Records that describe figures
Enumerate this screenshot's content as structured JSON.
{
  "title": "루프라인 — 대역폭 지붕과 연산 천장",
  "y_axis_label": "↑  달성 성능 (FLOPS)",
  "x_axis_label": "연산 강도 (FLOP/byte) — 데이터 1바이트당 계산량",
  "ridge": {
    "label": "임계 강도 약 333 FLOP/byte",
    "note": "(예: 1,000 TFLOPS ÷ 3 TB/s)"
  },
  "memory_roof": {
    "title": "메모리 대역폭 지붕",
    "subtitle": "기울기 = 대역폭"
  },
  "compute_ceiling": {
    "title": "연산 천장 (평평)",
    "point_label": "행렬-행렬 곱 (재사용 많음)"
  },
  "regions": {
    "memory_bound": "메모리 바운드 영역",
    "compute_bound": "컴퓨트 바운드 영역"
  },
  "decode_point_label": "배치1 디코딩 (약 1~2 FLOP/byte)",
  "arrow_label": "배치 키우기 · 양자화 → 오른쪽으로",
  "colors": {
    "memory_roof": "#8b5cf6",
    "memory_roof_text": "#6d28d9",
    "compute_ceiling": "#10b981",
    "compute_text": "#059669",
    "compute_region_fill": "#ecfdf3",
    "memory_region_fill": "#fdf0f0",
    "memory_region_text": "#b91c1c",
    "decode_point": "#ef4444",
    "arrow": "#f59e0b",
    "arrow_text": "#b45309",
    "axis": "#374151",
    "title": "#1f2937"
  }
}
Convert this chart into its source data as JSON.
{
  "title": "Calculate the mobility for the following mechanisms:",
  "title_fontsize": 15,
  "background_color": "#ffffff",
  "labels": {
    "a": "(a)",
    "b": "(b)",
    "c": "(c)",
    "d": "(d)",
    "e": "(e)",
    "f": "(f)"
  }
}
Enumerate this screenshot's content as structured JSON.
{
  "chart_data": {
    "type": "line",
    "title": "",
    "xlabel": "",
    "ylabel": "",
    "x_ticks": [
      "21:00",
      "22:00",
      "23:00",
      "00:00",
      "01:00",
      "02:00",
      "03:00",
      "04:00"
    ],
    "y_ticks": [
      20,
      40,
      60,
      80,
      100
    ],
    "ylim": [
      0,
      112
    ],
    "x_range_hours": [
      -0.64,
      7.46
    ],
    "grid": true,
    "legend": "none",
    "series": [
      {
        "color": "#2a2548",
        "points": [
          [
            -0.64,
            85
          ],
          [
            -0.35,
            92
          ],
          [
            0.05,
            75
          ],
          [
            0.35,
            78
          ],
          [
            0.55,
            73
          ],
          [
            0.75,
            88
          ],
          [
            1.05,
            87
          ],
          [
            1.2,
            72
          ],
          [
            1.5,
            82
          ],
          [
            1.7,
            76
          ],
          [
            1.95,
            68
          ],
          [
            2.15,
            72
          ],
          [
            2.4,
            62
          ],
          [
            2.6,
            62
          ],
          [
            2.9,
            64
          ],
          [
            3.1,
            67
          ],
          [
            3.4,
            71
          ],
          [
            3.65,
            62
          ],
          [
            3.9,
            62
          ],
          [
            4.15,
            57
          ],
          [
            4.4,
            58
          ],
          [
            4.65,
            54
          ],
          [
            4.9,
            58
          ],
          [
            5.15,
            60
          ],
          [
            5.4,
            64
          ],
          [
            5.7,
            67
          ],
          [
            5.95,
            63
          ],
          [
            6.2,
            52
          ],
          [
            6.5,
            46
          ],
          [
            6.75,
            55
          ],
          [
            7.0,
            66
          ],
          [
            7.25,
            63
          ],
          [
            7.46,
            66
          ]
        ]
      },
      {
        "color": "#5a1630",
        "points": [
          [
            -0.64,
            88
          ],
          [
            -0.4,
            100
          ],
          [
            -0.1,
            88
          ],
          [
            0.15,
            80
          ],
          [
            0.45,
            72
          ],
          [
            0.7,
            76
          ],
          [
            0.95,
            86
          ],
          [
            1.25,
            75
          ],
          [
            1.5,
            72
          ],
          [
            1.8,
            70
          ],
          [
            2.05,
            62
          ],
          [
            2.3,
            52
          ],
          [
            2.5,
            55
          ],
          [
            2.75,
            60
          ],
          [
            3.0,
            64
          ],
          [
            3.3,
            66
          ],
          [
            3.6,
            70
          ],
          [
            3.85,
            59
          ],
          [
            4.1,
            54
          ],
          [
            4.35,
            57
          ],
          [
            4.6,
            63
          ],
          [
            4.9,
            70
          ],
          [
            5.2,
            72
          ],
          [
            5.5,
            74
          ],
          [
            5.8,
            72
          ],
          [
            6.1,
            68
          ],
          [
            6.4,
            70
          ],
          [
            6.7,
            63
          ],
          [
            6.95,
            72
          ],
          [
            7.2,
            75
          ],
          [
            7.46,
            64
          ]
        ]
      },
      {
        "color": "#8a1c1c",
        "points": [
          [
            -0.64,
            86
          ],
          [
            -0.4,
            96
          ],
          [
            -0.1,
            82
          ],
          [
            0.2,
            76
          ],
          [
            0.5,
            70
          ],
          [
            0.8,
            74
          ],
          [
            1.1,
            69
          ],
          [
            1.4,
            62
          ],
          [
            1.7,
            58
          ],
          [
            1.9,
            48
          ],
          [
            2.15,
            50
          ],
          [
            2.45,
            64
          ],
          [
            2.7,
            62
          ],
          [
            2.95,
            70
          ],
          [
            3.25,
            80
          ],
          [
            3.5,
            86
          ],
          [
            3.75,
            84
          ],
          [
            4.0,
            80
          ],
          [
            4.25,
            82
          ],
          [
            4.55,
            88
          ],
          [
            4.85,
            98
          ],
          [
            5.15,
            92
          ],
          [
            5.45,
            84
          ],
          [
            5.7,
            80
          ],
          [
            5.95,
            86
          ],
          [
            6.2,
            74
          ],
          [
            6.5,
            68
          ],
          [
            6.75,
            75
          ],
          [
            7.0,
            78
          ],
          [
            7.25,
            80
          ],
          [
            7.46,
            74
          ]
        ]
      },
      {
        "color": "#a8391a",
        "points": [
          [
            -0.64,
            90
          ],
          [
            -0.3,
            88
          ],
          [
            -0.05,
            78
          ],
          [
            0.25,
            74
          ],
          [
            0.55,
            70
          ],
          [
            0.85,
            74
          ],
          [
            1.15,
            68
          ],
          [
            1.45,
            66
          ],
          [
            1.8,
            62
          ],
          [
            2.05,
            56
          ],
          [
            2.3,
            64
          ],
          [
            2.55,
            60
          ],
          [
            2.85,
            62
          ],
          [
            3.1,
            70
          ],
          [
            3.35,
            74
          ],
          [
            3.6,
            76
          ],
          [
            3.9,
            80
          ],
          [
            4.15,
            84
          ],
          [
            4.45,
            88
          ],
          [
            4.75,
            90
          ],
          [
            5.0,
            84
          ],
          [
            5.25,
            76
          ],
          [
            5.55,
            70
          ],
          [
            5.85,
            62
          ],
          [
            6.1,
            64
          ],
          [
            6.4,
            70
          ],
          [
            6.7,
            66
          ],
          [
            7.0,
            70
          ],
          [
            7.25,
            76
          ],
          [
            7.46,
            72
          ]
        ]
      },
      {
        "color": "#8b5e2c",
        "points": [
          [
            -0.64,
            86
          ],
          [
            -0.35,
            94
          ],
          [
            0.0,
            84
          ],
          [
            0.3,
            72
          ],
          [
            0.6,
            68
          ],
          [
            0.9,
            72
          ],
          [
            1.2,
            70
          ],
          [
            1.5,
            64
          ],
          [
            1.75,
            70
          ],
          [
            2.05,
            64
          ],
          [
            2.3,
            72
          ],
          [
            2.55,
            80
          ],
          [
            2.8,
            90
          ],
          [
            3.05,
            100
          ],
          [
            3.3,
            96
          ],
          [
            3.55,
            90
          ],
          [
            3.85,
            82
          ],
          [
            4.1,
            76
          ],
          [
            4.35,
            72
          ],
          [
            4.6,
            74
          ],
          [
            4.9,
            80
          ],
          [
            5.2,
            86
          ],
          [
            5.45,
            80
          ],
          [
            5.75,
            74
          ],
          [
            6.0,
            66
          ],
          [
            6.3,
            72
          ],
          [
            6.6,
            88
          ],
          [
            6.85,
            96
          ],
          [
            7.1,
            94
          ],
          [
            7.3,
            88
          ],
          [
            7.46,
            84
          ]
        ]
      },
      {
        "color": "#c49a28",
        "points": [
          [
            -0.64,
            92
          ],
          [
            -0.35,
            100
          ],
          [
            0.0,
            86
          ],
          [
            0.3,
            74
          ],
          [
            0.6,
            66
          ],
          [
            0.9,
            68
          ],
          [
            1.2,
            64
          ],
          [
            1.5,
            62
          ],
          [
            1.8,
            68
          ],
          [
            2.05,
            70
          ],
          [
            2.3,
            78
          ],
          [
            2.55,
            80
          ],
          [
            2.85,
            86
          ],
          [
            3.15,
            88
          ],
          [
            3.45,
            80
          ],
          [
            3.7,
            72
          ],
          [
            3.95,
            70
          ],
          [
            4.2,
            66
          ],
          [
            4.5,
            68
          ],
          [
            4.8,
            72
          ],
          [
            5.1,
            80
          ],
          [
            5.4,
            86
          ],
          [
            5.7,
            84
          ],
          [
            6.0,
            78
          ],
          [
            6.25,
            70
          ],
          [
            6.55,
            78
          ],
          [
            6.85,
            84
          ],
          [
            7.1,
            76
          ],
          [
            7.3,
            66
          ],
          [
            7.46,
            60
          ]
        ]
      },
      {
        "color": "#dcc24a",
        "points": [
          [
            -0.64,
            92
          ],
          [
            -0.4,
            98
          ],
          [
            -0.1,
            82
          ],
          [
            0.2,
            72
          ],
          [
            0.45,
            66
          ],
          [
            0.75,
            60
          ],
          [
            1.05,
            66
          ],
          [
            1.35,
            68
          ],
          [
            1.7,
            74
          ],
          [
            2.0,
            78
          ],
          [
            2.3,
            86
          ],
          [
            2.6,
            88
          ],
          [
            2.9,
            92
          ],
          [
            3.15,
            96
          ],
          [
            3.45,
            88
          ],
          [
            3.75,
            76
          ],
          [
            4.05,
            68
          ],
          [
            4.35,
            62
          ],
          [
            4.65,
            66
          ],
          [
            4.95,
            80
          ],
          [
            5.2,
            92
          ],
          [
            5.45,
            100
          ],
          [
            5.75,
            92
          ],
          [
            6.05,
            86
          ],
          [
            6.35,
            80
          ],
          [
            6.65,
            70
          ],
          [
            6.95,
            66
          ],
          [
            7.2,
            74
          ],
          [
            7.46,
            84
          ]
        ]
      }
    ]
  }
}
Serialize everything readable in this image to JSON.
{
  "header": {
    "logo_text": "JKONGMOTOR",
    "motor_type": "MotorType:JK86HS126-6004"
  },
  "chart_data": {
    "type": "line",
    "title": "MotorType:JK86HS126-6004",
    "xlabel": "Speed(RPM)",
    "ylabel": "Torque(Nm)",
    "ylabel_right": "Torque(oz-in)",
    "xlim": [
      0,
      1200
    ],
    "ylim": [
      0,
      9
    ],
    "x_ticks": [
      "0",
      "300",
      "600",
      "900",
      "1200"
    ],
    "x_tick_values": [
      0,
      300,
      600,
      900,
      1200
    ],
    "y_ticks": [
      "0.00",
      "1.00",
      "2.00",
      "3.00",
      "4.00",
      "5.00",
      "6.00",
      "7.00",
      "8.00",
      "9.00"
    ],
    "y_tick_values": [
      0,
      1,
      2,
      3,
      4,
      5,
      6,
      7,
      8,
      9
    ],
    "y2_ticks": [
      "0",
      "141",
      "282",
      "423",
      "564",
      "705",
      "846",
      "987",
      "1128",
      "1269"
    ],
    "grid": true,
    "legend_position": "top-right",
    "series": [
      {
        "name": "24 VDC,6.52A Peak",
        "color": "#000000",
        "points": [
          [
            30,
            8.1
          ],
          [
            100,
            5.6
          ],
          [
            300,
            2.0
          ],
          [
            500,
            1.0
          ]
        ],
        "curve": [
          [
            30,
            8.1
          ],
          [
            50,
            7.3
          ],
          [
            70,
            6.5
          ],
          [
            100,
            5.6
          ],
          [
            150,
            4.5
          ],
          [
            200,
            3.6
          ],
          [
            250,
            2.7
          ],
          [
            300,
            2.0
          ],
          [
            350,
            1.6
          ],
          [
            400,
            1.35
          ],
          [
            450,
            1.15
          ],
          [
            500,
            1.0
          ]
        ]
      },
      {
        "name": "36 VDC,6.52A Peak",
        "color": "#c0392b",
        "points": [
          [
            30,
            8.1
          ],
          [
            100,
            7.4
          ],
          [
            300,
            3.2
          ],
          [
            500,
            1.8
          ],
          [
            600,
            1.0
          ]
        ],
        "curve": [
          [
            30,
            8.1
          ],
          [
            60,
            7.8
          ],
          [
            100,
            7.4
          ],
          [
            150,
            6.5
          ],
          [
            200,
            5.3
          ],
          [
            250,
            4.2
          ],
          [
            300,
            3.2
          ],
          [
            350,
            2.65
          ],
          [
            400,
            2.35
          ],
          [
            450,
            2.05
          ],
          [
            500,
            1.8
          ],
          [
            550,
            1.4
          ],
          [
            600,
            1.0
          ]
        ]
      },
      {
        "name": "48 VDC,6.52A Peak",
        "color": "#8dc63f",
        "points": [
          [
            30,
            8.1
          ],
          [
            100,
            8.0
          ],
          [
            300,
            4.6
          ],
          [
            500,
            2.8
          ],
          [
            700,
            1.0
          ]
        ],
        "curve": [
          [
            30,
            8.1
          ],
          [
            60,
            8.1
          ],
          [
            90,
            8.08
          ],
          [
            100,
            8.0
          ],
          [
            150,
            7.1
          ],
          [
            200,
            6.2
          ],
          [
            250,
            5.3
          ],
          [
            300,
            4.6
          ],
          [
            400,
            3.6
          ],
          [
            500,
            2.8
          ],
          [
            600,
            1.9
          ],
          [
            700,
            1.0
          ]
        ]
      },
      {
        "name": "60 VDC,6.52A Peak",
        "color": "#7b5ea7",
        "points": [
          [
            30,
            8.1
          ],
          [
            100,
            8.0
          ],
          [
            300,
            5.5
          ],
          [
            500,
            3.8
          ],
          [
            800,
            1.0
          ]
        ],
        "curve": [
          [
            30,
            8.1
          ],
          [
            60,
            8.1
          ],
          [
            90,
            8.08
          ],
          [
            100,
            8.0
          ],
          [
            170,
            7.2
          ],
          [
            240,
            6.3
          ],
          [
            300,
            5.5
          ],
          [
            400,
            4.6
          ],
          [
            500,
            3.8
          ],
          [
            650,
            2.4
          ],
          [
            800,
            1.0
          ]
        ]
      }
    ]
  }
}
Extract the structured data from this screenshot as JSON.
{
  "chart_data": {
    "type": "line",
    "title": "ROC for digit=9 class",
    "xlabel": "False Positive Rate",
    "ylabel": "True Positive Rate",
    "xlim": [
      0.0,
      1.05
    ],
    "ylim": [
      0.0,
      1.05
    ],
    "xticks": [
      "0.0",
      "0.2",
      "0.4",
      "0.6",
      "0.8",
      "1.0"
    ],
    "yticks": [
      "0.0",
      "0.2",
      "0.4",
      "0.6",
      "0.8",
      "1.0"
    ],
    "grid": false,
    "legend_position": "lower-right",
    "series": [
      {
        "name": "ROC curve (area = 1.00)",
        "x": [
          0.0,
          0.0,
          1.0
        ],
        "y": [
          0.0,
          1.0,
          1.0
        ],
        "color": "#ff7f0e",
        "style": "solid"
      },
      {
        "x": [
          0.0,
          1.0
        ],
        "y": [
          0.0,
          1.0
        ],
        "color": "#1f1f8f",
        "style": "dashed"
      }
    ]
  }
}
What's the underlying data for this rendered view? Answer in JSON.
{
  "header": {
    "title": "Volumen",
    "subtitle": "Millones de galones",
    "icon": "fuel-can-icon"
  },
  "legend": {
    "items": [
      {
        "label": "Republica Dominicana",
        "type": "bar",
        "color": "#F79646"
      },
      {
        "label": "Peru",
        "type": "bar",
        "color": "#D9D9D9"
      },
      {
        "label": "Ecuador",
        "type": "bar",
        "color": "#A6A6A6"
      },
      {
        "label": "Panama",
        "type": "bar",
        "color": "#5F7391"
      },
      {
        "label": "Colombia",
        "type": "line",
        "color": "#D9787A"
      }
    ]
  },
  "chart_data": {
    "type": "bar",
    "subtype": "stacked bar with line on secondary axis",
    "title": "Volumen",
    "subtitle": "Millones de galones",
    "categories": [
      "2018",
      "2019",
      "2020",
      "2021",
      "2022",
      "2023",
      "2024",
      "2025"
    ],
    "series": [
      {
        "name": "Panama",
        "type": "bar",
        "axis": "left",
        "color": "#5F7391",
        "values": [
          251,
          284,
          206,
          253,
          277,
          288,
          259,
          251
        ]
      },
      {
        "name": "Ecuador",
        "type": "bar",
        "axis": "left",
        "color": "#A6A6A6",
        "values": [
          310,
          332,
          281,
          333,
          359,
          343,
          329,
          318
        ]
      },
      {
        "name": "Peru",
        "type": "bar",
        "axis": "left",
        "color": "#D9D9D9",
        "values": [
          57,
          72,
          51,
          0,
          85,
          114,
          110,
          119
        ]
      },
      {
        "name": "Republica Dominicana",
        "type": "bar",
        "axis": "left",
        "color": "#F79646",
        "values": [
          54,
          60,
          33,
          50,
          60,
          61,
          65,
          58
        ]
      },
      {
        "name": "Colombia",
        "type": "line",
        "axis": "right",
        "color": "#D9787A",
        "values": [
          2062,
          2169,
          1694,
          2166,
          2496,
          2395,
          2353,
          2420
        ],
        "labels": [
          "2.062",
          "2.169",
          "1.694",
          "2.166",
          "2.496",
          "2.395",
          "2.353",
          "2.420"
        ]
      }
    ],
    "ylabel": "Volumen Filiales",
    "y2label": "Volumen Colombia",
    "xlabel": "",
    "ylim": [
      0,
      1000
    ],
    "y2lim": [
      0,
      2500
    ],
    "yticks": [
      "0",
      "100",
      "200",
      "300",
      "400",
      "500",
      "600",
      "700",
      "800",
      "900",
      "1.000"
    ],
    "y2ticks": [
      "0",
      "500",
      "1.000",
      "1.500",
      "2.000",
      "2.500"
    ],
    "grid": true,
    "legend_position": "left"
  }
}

> [SHORT EXERCISE] Filter the entries down to the lines with the word "Torque" in them.

> [SOLUTION FOR THIS EXERCISE]
    "ylabel": "Torque(Nm)",
    "ylabel_right": "Torque(oz-in)",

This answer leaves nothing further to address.